- [Your task]: The data below needs to be returned exactly, line for line.

- [Records to process]:
□ □ □ □ □ □ □

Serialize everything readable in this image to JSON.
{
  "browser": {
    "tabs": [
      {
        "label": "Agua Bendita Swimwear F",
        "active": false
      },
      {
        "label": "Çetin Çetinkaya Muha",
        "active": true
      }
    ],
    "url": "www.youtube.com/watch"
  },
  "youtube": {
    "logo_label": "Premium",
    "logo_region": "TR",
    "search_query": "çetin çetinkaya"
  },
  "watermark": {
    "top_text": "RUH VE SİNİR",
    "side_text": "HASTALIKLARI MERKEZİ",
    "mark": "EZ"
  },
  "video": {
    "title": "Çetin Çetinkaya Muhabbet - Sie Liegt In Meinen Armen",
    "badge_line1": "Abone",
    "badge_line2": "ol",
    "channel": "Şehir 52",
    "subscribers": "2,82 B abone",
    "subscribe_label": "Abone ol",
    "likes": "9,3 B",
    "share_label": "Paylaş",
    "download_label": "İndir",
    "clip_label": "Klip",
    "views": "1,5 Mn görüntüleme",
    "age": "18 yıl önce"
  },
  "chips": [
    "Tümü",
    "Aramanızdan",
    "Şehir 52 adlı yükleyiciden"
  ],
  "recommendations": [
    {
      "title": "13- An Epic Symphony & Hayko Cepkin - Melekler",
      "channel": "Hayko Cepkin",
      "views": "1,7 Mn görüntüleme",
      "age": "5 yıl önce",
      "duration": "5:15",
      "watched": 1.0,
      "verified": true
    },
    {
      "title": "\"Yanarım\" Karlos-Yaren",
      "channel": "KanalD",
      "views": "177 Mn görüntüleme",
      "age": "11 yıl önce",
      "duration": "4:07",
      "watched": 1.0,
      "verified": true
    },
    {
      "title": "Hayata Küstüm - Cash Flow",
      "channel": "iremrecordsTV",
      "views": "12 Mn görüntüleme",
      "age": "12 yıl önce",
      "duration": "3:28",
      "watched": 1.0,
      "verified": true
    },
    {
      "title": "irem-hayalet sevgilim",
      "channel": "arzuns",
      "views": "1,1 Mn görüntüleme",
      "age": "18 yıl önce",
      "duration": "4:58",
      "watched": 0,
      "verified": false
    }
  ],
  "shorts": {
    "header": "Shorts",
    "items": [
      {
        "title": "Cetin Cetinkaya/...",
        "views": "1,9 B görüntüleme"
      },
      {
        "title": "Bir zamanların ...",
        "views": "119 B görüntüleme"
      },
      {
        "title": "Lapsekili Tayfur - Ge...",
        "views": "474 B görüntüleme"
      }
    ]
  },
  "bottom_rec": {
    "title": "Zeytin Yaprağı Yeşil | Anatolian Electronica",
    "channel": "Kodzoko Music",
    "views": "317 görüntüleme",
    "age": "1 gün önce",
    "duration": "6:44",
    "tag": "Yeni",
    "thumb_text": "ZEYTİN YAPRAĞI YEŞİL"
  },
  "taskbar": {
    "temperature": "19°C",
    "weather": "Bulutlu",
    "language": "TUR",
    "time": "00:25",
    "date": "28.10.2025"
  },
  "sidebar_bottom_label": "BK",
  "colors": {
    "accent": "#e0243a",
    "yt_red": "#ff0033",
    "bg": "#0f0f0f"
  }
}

□ □ □ □ □ □ □

- [Exercise response]:
Serialize everything readable in this image to JSON.
{
  "browser": {
    "tabs": [
      {
        "label": "Agua Bendita Swimwear F",
        "active": false
      },
      {
        "label": "Çetin Çetinkaya Muha",
        "active": true
      }
    ],
    "url": "www.youtube.com/watch"
  },
  "youtube": {
    "logo_label": "Premium",
    "logo_region": "TR",
    "search_query": "çetin çetinkaya"
  },
  "watermark": {
    "top_text": "RUH VE SİNİR",
    "side_text": "HASTALIKLARI MERKEZİ",
    "mark": "EZ"
  },
  "video": {
    "title": "Çetin Çetinkaya Muhabbet - Sie Liegt In Meinen Armen",
    "badge_line1": "Abone",
    "badge_line2": "ol",
    "channel": "Şehir 52",
    "subscribers": "2,82 B abone",
    "subscribe_label": "Abone ol",
    "likes": "9,3 B",
    "share_label": "Paylaş",
    "download_label": "İndir",
    "clip_label": "Klip",
    "views": "1,5 Mn görüntüleme",
    "age": "18 yıl önce"
  },
  "chips": [
    "Tümü",
    "Aramanızdan",
    "Şehir 52 adlı yükleyiciden"
  ],
  "recommendations": [
    {
      "title": "13- An Epic Symphony & Hayko Cepkin - Melekler",
      "channel": "Hayko Cepkin",
      "views": "1,7 Mn görüntüleme",
      "age": "5 yıl önce",
      "duration": "5:15",
      "watched": 1.0,
      "verified": true
    },
    {
      "title": "\"Yanarım\" Karlos-Yaren",
      "channel": "KanalD",
      "views": "177 Mn görüntüleme",
      "age": "11 yıl önce",
      "duration": "4:07",
      "watched": 1.0,
      "verified": true
    },
    {
      "title": "Hayata Küstüm - Cash Flow",
      "channel": "iremrecordsTV",
      "views": "12 Mn görüntüleme",
      "age": "12 yıl önce",
      "duration": "3:28",
      "watched": 1.0,
      "verified": true
    },
    {
      "title": "irem-hayalet sevgilim",
      "channel": "arzuns",
      "views": "1,1 Mn görüntüleme",
      "age": "18 yıl önce",
      "duration": "4:58",
      "watched": 0,
      "verified": false
    }
  ],
  "shorts": {
    "header": "Shorts",
    "items": [
      {
        "title": "Cetin Cetinkaya/...",
        "views": "1,9 B görüntüleme"
      },
      {
        "title": "Bir zamanların ...",
        "views": "119 B görüntüleme"
      },
      {
        "title": "Lapsekili Tayfur - Ge...",
        "views": "474 B görüntüleme"
      }
    ]
  },
  "bottom_rec": {
    "title": "Zeytin Yaprağı Yeşil | Anatolian Electronica",
    "channel": "Kodzoko Music",
    "views": "317 görüntüleme",
    "age": "1 gün önce",
    "duration": "6:44",
    "tag": "Yeni",
    "thumb_text": "ZEYTİN YAPRAĞI YEŞİL"
  },
  "taskbar": {
    "temperature": "19°C",
    "weather": "Bulutlu",
    "language": "TUR",
    "time": "00:25",
    "date": "28.10.2025"
  },
  "sidebar_bottom_label": "BK",
  "colors": {
    "accent": "#e0243a",
    "yt_red": "#ff0033",
    "bg": "#0f0f0f"
  }
}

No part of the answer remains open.